_Exercise directions_.
Go through the material below and copy all lines with "Payment".

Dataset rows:
— Start —

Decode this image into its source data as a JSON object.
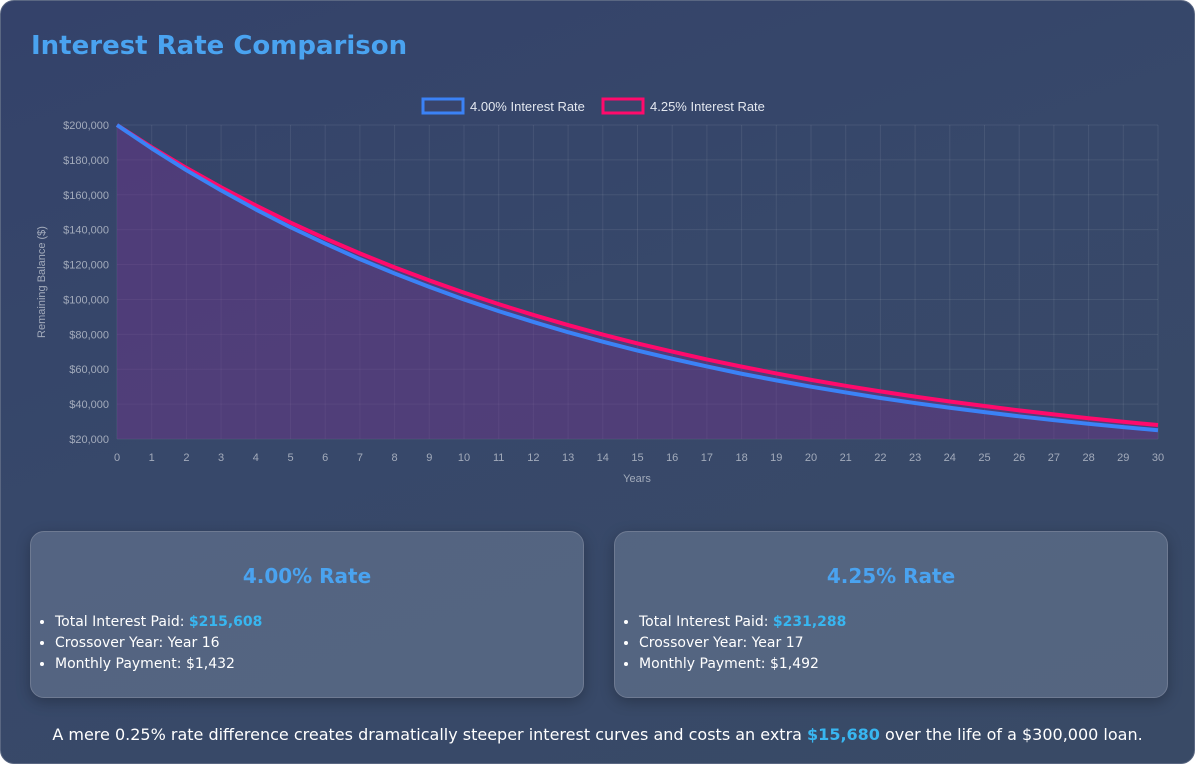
{
  "title": "Interest Rate Comparison",
  "chart_data": {
    "type": "line",
    "x": [
      0,
      1,
      2,
      3,
      4,
      5,
      6,
      7,
      8,
      9,
      10,
      11,
      12,
      13,
      14,
      15,
      16,
      17,
      18,
      19,
      20,
      21,
      22,
      23,
      24,
      25,
      26,
      27,
      28,
      29,
      30
    ],
    "series": [
      {
        "name": "4.00% Interest Rate",
        "color": "#3b82f6",
        "values": [
          200000,
          186600,
          174100,
          162500,
          151600,
          141400,
          132000,
          123100,
          114900,
          107200,
          100000,
          93300,
          87100,
          81200,
          75800,
          70700,
          66000,
          61600,
          57400,
          53600,
          50000,
          46700,
          43500,
          40600,
          37900,
          35400,
          33000,
          30800,
          28700,
          26800,
          25000
        ]
      },
      {
        "name": "4.25% Interest Rate",
        "color": "#ff0a6c",
        "values": [
          200000,
          187300,
          175400,
          164300,
          153900,
          144100,
          135000,
          126400,
          118400,
          110900,
          103900,
          97300,
          91100,
          85300,
          79900,
          74800,
          70100,
          65600,
          61500,
          57600,
          53900,
          50500,
          47300,
          44300,
          41500,
          38900,
          36400,
          34100,
          31900,
          29900,
          28000
        ]
      }
    ],
    "xlabel": "Years",
    "ylabel": "Remaining Balance ($)",
    "ylim": [
      20000,
      200000
    ],
    "yticks": [
      "$200,000",
      "$180,000",
      "$160,000",
      "$140,000",
      "$120,000",
      "$100,000",
      "$80,000",
      "$60,000",
      "$40,000",
      "$20,000"
    ],
    "legend": "top-center",
    "grid": true
  },
  "cards": [
    {
      "heading": "4.00% Rate",
      "interest_label": "Total Interest Paid: ",
      "interest_value": "$215,608",
      "crossover": "Crossover Year: Year 16",
      "payment": "Monthly Payment: $1,432"
    },
    {
      "heading": "4.25% Rate",
      "interest_label": "Total Interest Paid: ",
      "interest_value": "$231,288",
      "crossover": "Crossover Year: Year 17",
      "payment": "Monthly Payment: $1,492"
    }
  ],
  "footer": {
    "before": "A mere 0.25% rate difference creates dramatically steeper interest curves and costs an extra ",
    "highlight": "$15,680",
    "after": " over the life of a $300,000 loan."
  }
}
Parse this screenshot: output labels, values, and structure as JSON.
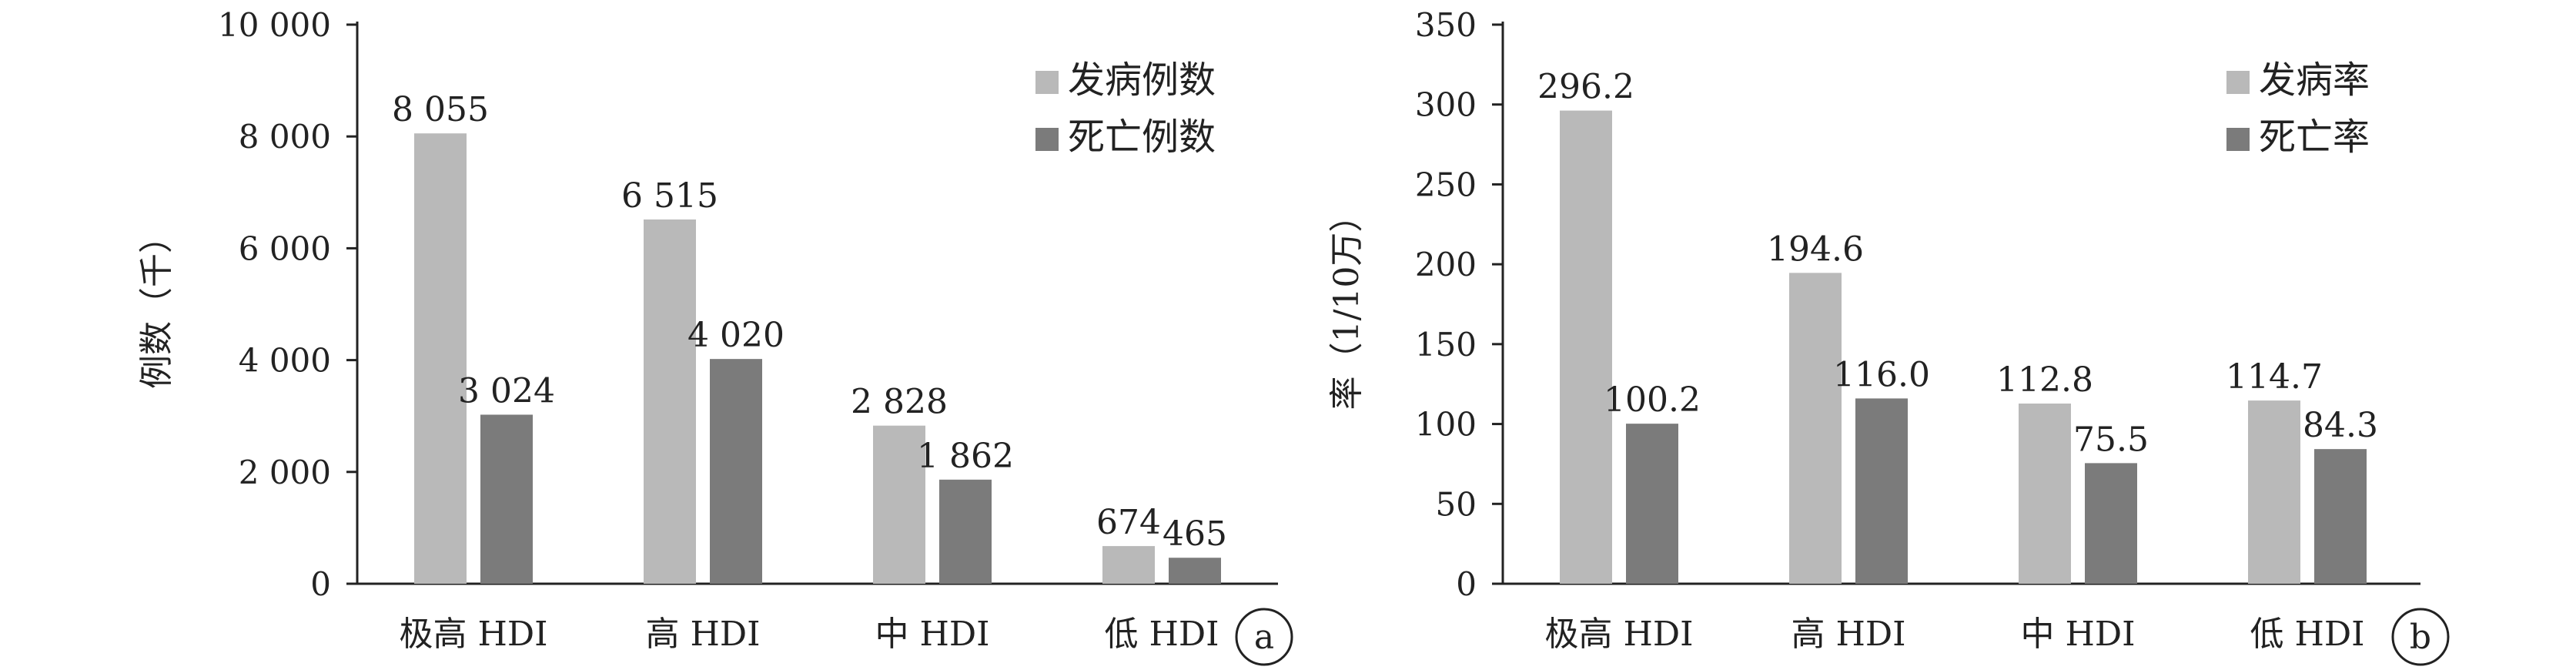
{
  "colors": {
    "incidence": "#b9b9b9",
    "mortality": "#7b7b7b",
    "axis": "#222222"
  },
  "chart_data": [
    {
      "panel": "a",
      "type": "bar",
      "ylabel": "例数（千）",
      "ylim": [
        0,
        10000
      ],
      "yticks": [
        0,
        2000,
        4000,
        6000,
        8000,
        10000
      ],
      "ytick_labels": [
        "0",
        "2 000",
        "4 000",
        "6 000",
        "8 000",
        "10 000"
      ],
      "categories": [
        "极高 HDI",
        "高 HDI",
        "中 HDI",
        "低 HDI"
      ],
      "series": [
        {
          "name": "发病例数",
          "values": [
            8055,
            6515,
            2828,
            674
          ],
          "labels": [
            "8 055",
            "6 515",
            "2 828",
            "674"
          ]
        },
        {
          "name": "死亡例数",
          "values": [
            3024,
            4020,
            1862,
            465
          ],
          "labels": [
            "3 024",
            "4 020",
            "1 862",
            "465"
          ]
        }
      ],
      "legend": "top-right"
    },
    {
      "panel": "b",
      "type": "bar",
      "ylabel": "率（1/10万）",
      "ylim": [
        0,
        350
      ],
      "yticks": [
        0,
        50,
        100,
        150,
        200,
        250,
        300,
        350
      ],
      "ytick_labels": [
        "0",
        "50",
        "100",
        "150",
        "200",
        "250",
        "300",
        "350"
      ],
      "categories": [
        "极高 HDI",
        "高 HDI",
        "中 HDI",
        "低 HDI"
      ],
      "series": [
        {
          "name": "发病率",
          "values": [
            296.2,
            194.6,
            112.8,
            114.7
          ],
          "labels": [
            "296.2",
            "194.6",
            "112.8",
            "114.7"
          ]
        },
        {
          "name": "死亡率",
          "values": [
            100.2,
            116.0,
            75.5,
            84.3
          ],
          "labels": [
            "100.2",
            "116.0",
            "75.5",
            "84.3"
          ]
        }
      ],
      "legend": "top-right"
    }
  ]
}
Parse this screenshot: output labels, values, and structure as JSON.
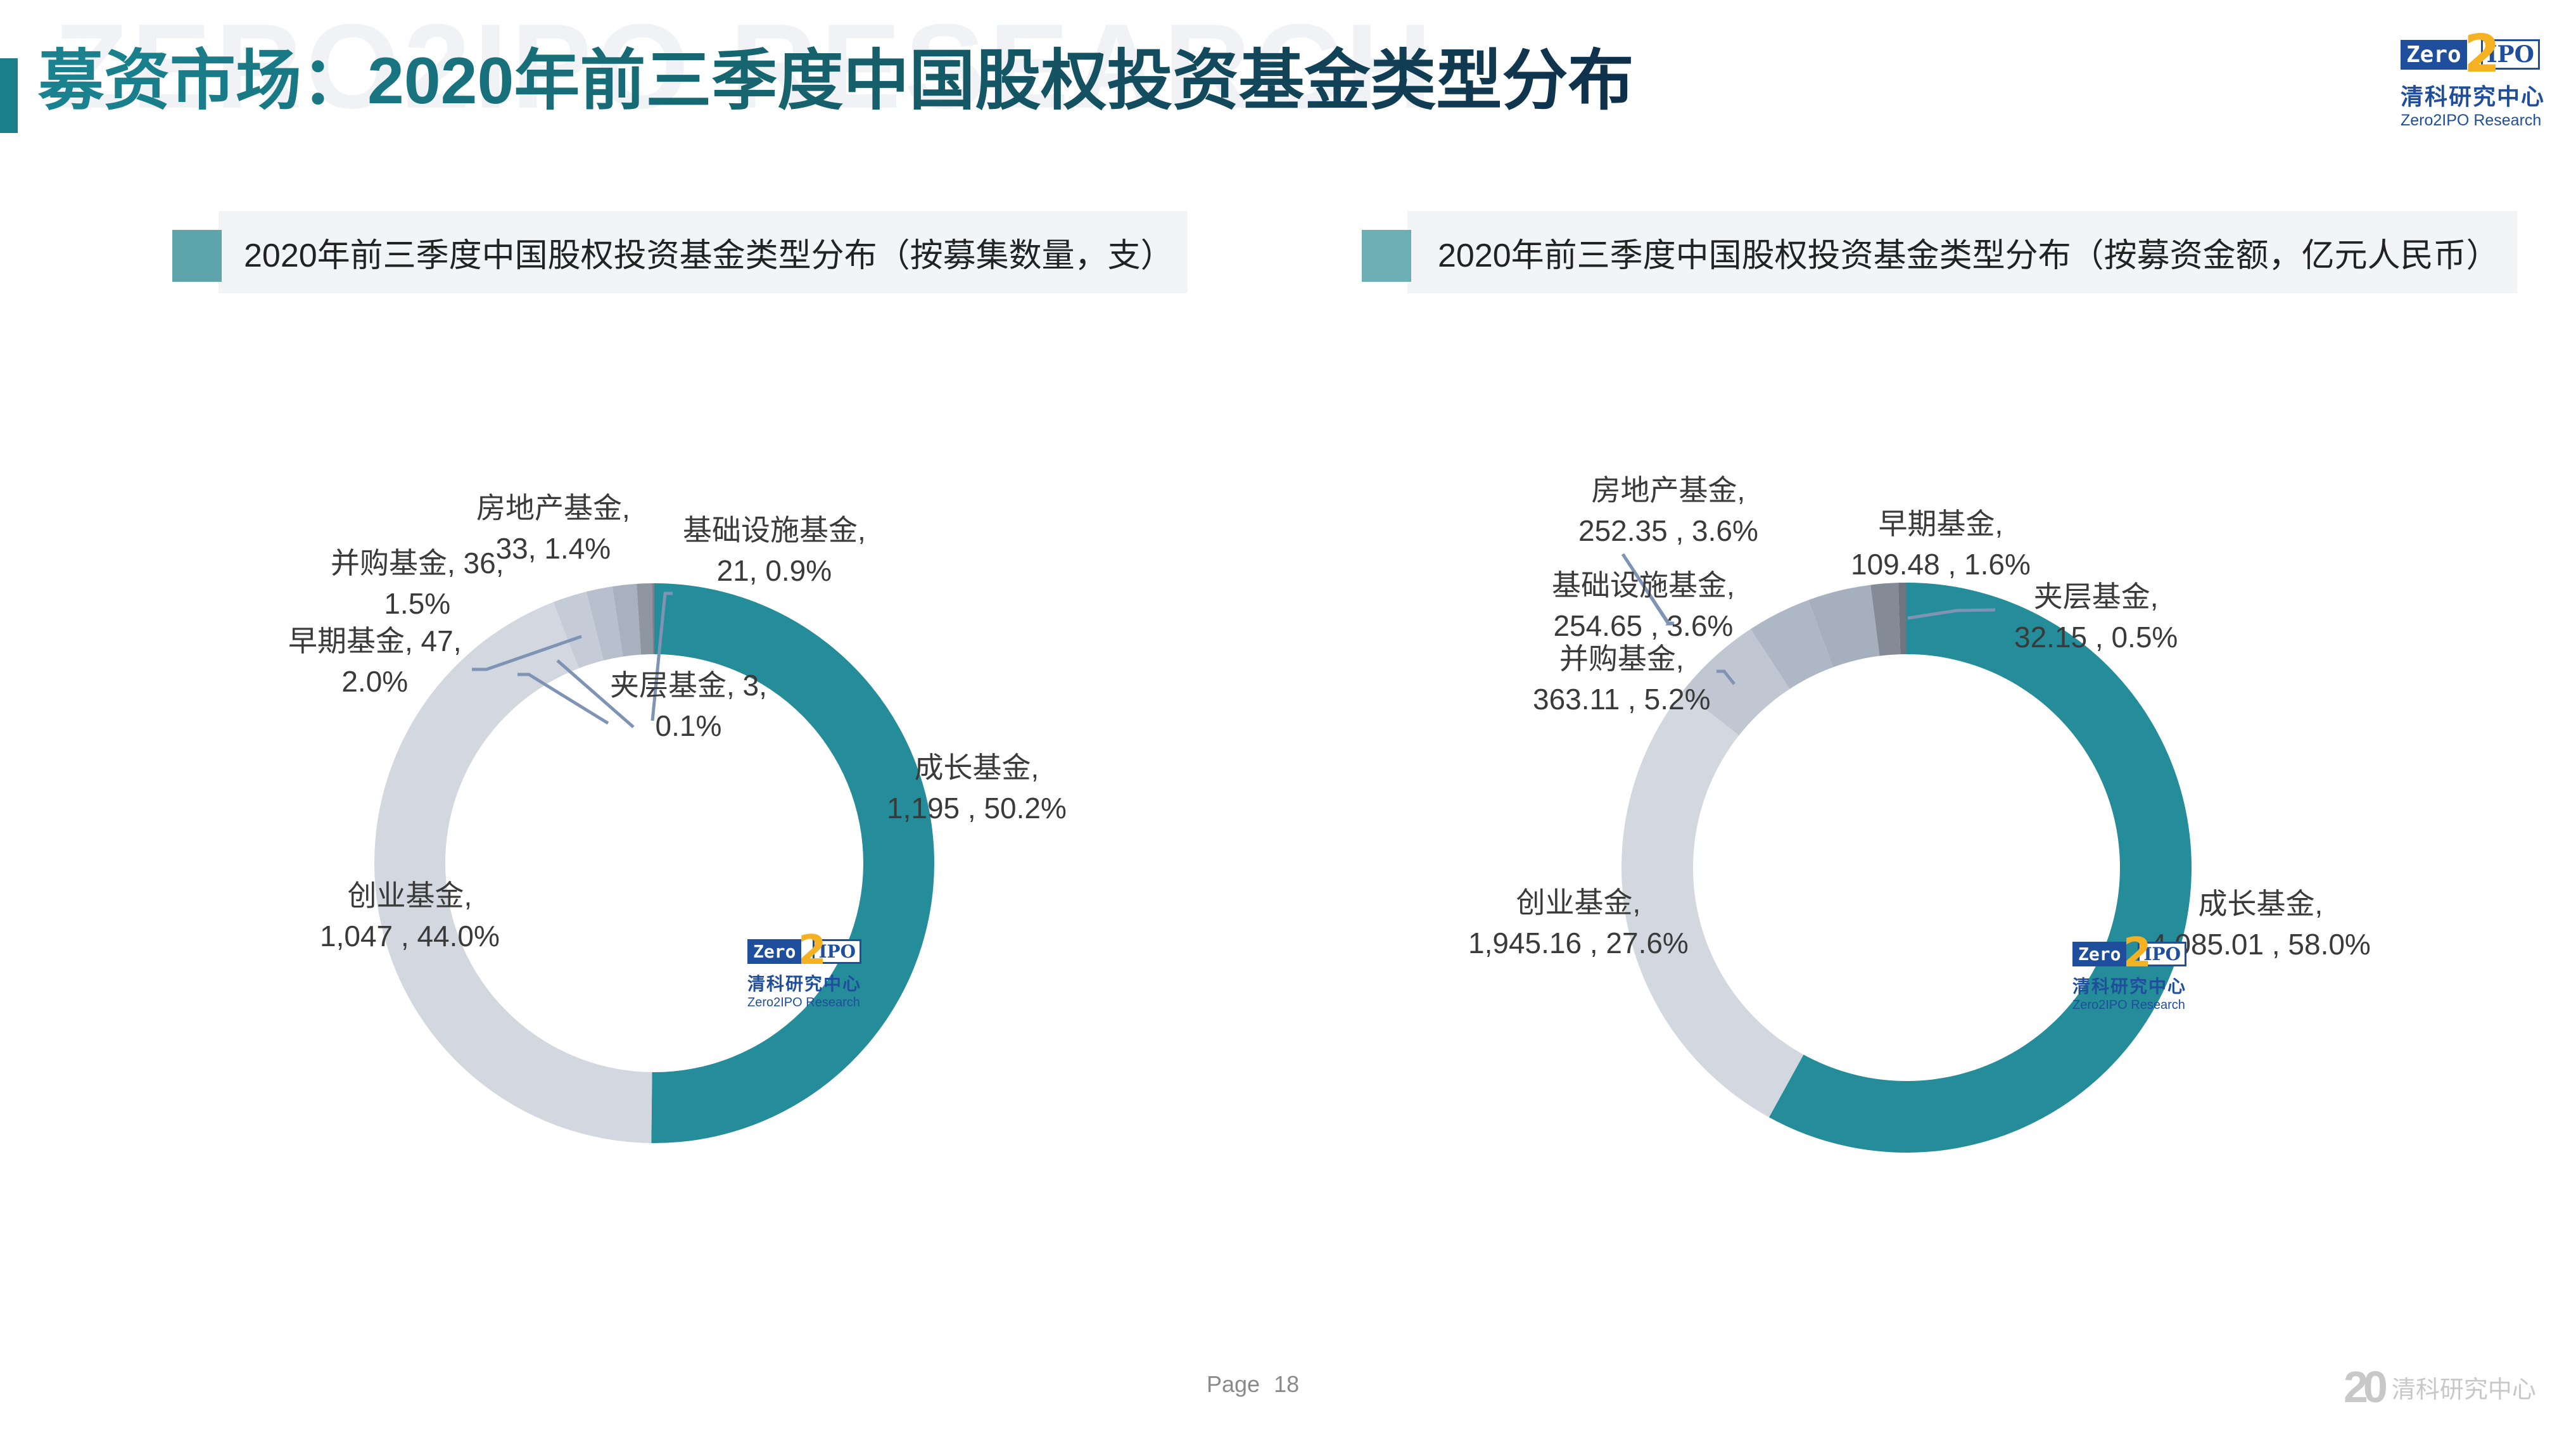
{
  "header": {
    "watermark": "ZERO2IPO RESEARCH",
    "title": "募资市场：2020年前三季度中国股权投资基金类型分布",
    "logo": {
      "zero": "Zero",
      "two": "2",
      "ipo": "IPO",
      "cn": "清科研究中心",
      "en": "Zero2IPO Research"
    }
  },
  "colors": {
    "accent": "#1a7f8a",
    "teal": "#258c99",
    "subtitle_square_left": "#5ea5ab",
    "subtitle_square_right": "#6cb0b6",
    "leader_line": "#7f93b4",
    "label_text": "#3a3a3a"
  },
  "chart_data": [
    {
      "type": "pie",
      "variant": "donut",
      "title": "2020年前三季度中国股权投资基金类型分布（按募集数量，支）",
      "unit": "支",
      "start_angle": "12 o'clock, clockwise",
      "categories": [
        "成长基金",
        "创业基金",
        "早期基金",
        "并购基金",
        "房地产基金",
        "基础设施基金",
        "夹层基金"
      ],
      "values": [
        1195,
        1047,
        47,
        36,
        33,
        21,
        3
      ],
      "value_labels": [
        "1,195",
        "1,047",
        "47",
        "36",
        "33",
        "21",
        "3"
      ],
      "percentages": [
        50.2,
        44.0,
        2.0,
        1.5,
        1.4,
        0.9,
        0.1
      ],
      "colors": [
        "#258c99",
        "#d3d8e0",
        "#c6ccd7",
        "#b8c0cd",
        "#a8b1bf",
        "#8f96a2",
        "#7c828c"
      ],
      "labels": [
        {
          "lines": [
            "成长基金,",
            "1,195 , 50.2%"
          ]
        },
        {
          "lines": [
            "创业基金,",
            "1,047 , 44.0%"
          ]
        },
        {
          "lines": [
            "早期基金, 47,",
            "2.0%"
          ]
        },
        {
          "lines": [
            "并购基金, 36,",
            "1.5%"
          ]
        },
        {
          "lines": [
            "房地产基金,",
            "33, 1.4%"
          ]
        },
        {
          "lines": [
            "基础设施基金,",
            "21, 0.9%"
          ]
        },
        {
          "lines": [
            "夹层基金, 3,",
            "0.1%"
          ]
        }
      ],
      "legend": "none (inline data labels)"
    },
    {
      "type": "pie",
      "variant": "donut",
      "title": "2020年前三季度中国股权投资基金类型分布（按募资金额，亿元人民币）",
      "unit": "亿元人民币",
      "start_angle": "12 o'clock, clockwise",
      "categories": [
        "成长基金",
        "创业基金",
        "并购基金",
        "基础设施基金",
        "房地产基金",
        "早期基金",
        "夹层基金"
      ],
      "values": [
        4085.01,
        1945.16,
        363.11,
        254.65,
        252.35,
        109.48,
        32.15
      ],
      "value_labels": [
        "4,085.01",
        "1,945.16",
        "363.11",
        "254.65",
        "252.35",
        "109.48",
        "32.15"
      ],
      "percentages": [
        58.0,
        27.6,
        5.2,
        3.6,
        3.6,
        1.6,
        0.5
      ],
      "colors": [
        "#258c99",
        "#d3d8e0",
        "#c0c7d3",
        "#aeb7c5",
        "#a6afbe",
        "#858b96",
        "#6f757f"
      ],
      "labels": [
        {
          "lines": [
            "成长基金,",
            "4,085.01 , 58.0%"
          ]
        },
        {
          "lines": [
            "创业基金,",
            "1,945.16 , 27.6%"
          ]
        },
        {
          "lines": [
            "并购基金,",
            "363.11 , 5.2%"
          ]
        },
        {
          "lines": [
            "基础设施基金,",
            "254.65 , 3.6%"
          ]
        },
        {
          "lines": [
            "房地产基金,",
            "252.35 , 3.6%"
          ]
        },
        {
          "lines": [
            "早期基金,",
            "109.48 , 1.6%"
          ]
        },
        {
          "lines": [
            "夹层基金,",
            "32.15 , 0.5%"
          ]
        }
      ],
      "legend": "none (inline data labels)"
    }
  ],
  "panels": {
    "left_subtitle": "2020年前三季度中国股权投资基金类型分布（按募集数量，支）",
    "right_subtitle": "2020年前三季度中国股权投资基金类型分布（按募资金额，亿元人民币）"
  },
  "chart_logo": {
    "zero": "Zero",
    "two": "2",
    "ipo": "IPO",
    "cn": "清科研究中心",
    "en": "Zero2IPO Research"
  },
  "footer": {
    "page_label": "Page",
    "page_number": "18",
    "anniversary_mark": "20",
    "brand_cn": "清科研究中心"
  }
}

— End —

_Completed task_.
      "payment": "Monthly Payment: $1,432"
      "payment": "Monthly Payment: $1,492"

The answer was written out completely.